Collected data
►
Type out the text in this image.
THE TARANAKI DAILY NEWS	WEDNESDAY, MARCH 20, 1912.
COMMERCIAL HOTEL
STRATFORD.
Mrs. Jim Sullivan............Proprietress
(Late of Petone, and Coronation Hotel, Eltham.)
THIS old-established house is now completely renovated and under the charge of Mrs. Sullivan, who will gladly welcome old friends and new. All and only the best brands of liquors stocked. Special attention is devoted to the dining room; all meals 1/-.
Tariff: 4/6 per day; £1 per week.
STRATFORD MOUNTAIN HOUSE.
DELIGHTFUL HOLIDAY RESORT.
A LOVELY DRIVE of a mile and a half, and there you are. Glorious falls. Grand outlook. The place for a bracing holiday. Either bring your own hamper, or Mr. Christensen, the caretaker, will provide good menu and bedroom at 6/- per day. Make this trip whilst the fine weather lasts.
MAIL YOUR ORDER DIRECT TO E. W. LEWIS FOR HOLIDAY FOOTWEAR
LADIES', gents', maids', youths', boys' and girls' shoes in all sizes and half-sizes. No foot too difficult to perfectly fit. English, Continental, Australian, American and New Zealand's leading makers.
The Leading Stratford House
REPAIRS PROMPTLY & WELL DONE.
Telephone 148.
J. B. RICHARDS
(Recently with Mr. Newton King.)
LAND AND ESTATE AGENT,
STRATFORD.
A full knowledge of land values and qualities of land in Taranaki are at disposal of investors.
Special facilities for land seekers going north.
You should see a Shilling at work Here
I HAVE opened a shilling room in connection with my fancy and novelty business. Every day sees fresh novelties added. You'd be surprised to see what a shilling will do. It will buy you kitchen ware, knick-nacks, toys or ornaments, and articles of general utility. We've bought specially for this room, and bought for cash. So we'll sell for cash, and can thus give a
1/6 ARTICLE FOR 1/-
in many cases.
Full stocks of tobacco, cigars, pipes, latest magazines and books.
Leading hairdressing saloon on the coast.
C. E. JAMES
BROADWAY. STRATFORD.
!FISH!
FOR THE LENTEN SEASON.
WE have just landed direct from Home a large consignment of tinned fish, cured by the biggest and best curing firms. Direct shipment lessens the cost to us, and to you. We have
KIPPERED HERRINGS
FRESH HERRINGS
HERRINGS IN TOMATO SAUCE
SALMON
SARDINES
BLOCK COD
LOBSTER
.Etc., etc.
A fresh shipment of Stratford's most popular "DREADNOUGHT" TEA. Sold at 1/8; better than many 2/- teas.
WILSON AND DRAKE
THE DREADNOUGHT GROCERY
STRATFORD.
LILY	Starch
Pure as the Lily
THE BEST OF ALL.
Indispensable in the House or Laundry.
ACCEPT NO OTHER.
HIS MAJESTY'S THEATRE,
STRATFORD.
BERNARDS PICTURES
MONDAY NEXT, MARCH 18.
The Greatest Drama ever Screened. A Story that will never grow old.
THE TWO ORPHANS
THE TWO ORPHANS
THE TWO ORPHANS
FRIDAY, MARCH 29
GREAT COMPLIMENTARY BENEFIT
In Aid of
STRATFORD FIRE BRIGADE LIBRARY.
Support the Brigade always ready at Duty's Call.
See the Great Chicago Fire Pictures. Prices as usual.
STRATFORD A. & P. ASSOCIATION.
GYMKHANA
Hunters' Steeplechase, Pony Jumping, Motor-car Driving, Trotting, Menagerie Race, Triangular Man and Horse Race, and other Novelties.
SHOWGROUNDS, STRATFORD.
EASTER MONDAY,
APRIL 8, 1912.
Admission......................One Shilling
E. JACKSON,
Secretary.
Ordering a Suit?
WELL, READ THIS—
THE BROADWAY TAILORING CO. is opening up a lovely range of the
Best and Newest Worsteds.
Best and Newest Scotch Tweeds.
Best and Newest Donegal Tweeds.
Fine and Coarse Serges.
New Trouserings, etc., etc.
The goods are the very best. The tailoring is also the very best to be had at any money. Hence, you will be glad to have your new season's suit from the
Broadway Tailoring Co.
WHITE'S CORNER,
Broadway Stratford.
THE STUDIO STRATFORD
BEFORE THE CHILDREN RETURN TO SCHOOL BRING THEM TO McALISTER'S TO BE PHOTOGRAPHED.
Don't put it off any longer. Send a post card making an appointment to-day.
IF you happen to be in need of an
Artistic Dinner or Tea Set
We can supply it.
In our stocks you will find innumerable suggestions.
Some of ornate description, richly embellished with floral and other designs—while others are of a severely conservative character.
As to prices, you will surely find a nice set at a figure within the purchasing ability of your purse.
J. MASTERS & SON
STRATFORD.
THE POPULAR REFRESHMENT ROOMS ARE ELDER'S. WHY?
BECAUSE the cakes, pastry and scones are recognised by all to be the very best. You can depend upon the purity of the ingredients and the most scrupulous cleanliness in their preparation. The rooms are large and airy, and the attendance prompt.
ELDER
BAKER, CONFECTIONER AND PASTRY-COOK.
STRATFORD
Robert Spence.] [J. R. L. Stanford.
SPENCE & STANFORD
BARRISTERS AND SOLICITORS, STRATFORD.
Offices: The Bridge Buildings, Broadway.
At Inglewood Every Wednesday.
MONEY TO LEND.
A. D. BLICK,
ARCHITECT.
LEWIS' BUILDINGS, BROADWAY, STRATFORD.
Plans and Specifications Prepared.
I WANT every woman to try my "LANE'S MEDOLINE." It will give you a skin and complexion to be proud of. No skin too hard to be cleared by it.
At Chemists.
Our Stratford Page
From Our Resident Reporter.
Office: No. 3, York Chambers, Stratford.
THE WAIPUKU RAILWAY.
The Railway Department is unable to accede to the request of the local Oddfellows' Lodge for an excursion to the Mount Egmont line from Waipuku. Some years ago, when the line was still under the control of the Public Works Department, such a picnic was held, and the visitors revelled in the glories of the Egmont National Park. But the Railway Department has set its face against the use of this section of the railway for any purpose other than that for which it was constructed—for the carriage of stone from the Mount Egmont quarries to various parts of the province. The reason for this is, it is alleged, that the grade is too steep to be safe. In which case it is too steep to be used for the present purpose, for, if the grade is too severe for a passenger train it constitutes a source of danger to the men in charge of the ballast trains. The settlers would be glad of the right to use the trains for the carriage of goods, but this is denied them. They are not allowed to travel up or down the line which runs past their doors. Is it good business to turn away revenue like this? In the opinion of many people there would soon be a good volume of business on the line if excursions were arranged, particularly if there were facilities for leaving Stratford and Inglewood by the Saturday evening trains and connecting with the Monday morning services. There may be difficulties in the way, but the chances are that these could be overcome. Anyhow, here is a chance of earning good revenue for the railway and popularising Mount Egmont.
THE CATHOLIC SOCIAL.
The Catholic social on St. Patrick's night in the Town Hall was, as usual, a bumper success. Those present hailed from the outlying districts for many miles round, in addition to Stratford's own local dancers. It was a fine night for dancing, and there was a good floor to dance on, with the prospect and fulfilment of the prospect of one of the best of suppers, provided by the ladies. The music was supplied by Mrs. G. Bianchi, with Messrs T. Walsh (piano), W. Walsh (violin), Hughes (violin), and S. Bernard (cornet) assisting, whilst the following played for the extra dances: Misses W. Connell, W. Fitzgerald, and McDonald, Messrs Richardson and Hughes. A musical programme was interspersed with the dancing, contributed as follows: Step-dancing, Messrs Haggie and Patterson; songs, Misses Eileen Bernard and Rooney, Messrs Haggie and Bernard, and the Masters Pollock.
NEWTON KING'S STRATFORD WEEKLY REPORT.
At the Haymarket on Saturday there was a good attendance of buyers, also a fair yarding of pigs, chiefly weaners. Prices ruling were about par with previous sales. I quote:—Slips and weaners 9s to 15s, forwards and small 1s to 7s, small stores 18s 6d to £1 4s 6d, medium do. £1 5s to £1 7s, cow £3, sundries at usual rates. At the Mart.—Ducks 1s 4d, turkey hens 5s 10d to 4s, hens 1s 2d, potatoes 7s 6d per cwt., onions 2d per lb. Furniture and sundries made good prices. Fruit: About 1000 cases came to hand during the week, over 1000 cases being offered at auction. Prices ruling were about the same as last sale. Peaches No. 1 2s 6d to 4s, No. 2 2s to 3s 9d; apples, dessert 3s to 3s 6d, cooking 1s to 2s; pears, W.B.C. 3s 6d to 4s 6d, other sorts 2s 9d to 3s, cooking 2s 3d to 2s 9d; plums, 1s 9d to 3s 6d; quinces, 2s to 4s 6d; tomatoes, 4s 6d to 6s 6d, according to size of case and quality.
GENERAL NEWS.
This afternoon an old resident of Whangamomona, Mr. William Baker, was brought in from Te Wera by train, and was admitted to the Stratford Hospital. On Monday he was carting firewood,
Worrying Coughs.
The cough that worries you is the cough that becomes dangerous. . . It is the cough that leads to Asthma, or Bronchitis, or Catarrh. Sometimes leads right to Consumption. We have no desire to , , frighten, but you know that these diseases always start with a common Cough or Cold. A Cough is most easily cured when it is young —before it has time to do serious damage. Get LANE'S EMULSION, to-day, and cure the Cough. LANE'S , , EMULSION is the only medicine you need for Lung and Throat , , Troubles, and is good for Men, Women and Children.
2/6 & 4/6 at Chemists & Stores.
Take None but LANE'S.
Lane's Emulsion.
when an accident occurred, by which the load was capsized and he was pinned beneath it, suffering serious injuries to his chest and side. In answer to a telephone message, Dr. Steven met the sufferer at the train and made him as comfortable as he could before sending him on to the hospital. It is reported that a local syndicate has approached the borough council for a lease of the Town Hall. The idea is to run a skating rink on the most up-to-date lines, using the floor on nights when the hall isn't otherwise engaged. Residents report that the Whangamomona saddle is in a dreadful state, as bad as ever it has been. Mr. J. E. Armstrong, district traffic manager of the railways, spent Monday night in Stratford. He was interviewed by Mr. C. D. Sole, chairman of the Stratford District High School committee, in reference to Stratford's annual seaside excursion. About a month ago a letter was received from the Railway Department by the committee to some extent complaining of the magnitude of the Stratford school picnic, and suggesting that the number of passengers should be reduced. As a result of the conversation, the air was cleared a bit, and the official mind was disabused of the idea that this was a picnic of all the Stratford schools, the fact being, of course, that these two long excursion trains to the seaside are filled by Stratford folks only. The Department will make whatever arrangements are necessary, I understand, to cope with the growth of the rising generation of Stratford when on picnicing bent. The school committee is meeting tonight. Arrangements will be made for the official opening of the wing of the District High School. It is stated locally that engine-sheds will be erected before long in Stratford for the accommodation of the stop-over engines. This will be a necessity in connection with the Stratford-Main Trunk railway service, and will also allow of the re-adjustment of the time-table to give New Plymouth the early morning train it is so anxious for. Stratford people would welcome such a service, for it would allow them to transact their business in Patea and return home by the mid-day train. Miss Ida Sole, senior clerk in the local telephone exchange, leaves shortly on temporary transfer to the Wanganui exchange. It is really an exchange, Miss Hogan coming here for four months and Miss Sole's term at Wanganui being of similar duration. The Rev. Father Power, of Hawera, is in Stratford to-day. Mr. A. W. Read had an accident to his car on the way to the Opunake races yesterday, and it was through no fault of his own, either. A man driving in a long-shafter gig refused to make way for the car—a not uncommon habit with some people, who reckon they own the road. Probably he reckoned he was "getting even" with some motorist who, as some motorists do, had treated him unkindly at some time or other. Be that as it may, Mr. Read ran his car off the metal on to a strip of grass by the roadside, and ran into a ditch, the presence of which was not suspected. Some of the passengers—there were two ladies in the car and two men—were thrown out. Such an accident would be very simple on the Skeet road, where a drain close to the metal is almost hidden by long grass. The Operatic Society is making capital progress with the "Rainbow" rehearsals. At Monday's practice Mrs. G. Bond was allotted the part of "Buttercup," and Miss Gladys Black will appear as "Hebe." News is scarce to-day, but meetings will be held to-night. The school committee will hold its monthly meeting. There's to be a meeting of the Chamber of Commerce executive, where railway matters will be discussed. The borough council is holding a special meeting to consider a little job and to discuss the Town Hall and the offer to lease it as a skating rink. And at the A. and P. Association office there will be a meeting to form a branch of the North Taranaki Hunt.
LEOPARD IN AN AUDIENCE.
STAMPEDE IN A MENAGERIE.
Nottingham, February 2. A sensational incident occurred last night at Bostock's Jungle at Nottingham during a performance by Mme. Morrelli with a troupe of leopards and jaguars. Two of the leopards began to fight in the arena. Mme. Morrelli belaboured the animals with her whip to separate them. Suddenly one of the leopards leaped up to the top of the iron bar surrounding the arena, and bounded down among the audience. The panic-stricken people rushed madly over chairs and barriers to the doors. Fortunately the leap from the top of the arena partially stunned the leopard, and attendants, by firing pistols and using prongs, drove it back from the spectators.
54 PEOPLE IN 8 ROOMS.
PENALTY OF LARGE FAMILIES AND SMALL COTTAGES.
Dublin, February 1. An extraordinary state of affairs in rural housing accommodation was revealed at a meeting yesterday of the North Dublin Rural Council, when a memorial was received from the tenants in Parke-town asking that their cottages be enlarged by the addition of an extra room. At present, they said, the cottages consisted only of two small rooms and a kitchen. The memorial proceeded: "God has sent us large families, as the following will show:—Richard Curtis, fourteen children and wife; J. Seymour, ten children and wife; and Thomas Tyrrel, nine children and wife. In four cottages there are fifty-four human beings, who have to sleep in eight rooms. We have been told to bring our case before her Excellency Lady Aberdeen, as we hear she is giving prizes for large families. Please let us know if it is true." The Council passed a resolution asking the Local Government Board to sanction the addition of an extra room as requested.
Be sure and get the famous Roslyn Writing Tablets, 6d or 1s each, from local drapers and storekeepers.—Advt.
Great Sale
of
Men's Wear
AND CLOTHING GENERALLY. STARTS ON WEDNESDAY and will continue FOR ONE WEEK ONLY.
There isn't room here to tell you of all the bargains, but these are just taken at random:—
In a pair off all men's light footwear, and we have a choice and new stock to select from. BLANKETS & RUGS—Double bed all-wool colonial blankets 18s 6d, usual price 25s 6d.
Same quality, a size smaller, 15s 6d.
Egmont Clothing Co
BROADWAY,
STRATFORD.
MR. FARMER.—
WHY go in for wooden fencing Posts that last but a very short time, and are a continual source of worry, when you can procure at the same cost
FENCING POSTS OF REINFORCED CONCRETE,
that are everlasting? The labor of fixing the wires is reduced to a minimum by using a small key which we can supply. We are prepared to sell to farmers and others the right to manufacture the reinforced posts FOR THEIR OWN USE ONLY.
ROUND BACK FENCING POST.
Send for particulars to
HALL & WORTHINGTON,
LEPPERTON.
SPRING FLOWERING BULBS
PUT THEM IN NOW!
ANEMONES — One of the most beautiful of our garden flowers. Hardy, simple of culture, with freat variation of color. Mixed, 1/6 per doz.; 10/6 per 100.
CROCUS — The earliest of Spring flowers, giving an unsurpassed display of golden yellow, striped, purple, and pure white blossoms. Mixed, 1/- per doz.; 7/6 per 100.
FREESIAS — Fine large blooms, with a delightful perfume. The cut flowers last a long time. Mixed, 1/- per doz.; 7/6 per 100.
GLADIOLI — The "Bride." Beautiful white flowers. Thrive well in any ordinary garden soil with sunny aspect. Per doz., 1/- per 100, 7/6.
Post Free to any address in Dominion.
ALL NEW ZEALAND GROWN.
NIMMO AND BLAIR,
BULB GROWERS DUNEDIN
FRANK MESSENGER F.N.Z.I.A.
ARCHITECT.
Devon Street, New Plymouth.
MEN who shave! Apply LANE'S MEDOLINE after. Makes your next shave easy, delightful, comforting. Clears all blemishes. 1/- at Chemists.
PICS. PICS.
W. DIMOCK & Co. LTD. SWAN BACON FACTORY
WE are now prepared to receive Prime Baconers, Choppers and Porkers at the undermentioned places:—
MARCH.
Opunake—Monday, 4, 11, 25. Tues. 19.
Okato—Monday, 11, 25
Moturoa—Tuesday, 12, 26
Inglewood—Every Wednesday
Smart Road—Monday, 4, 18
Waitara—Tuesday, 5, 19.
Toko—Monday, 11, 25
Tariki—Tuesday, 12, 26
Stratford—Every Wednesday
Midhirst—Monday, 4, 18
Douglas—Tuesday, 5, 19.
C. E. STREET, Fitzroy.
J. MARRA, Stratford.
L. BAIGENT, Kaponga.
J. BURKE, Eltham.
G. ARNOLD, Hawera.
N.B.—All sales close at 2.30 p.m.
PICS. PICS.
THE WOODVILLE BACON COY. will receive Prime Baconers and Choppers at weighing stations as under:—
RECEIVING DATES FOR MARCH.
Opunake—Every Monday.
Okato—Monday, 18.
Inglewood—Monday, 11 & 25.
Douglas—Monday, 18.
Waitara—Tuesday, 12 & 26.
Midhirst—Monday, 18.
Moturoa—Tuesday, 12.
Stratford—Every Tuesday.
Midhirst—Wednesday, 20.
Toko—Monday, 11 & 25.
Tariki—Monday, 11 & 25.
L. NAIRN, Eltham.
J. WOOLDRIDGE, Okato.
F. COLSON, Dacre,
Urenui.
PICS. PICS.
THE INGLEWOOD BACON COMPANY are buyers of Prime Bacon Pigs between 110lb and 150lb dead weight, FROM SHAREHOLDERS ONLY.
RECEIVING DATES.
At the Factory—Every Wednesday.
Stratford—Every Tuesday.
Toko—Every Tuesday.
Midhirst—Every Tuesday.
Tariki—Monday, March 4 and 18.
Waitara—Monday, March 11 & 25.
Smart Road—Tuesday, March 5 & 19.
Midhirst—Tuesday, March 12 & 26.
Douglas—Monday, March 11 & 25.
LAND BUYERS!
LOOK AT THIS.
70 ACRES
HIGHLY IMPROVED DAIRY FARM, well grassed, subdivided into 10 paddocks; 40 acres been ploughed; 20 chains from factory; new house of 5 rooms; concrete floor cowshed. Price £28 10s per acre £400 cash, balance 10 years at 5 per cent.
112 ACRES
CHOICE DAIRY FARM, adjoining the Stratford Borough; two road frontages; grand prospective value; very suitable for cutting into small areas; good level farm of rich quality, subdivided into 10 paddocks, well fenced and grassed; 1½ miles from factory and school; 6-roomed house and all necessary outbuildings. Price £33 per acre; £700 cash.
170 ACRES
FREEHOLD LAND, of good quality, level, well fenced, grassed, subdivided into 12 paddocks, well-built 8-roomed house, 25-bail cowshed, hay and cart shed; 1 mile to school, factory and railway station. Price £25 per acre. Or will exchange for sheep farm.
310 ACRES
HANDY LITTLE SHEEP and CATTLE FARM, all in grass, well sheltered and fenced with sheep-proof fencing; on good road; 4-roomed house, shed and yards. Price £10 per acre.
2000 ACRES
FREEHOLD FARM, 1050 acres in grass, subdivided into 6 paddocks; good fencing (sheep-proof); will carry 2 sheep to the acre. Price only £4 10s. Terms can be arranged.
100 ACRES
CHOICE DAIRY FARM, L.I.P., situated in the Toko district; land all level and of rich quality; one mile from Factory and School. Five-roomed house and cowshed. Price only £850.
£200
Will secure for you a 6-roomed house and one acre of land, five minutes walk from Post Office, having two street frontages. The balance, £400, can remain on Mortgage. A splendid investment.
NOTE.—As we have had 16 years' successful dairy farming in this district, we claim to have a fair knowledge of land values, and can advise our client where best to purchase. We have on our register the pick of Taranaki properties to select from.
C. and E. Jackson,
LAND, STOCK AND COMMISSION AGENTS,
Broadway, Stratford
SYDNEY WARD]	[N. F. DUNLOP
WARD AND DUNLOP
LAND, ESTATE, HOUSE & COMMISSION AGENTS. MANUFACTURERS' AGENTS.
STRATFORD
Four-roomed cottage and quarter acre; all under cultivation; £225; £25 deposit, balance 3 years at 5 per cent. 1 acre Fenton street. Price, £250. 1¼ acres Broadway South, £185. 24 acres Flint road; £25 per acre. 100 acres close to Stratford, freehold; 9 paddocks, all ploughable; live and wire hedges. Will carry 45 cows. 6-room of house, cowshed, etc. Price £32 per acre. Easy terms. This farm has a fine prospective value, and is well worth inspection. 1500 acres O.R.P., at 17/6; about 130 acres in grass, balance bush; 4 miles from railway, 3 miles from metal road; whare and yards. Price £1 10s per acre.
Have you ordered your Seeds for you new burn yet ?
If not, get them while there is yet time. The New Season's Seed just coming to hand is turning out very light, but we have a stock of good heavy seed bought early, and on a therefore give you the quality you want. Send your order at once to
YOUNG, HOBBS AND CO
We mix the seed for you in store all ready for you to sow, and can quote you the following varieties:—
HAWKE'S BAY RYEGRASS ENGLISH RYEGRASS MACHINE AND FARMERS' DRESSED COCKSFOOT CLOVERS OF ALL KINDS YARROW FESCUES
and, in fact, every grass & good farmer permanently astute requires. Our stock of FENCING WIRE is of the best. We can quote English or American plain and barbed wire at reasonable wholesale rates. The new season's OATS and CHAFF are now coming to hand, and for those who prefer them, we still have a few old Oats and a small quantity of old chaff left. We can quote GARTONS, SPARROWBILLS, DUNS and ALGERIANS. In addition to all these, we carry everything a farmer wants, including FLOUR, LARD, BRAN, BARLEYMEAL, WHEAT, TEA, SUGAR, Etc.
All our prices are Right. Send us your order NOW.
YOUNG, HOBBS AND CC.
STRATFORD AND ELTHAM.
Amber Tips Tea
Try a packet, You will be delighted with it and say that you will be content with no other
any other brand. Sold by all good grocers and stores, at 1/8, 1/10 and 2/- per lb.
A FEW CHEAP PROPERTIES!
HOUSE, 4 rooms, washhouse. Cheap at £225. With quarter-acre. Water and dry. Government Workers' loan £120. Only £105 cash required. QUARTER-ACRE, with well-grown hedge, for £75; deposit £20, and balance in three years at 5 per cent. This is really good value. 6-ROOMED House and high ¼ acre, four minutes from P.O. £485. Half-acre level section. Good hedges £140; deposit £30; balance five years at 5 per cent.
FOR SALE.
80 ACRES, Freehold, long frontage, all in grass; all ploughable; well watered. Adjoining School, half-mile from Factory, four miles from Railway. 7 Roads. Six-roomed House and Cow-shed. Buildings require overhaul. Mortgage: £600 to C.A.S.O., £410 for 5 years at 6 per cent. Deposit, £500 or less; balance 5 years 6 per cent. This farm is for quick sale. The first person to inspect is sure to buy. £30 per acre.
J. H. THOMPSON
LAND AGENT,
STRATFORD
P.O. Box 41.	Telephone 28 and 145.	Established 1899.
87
◄
Prompt:
Count the lines of the data that include the string "Choppers", and give only that number.

Answer in full:
2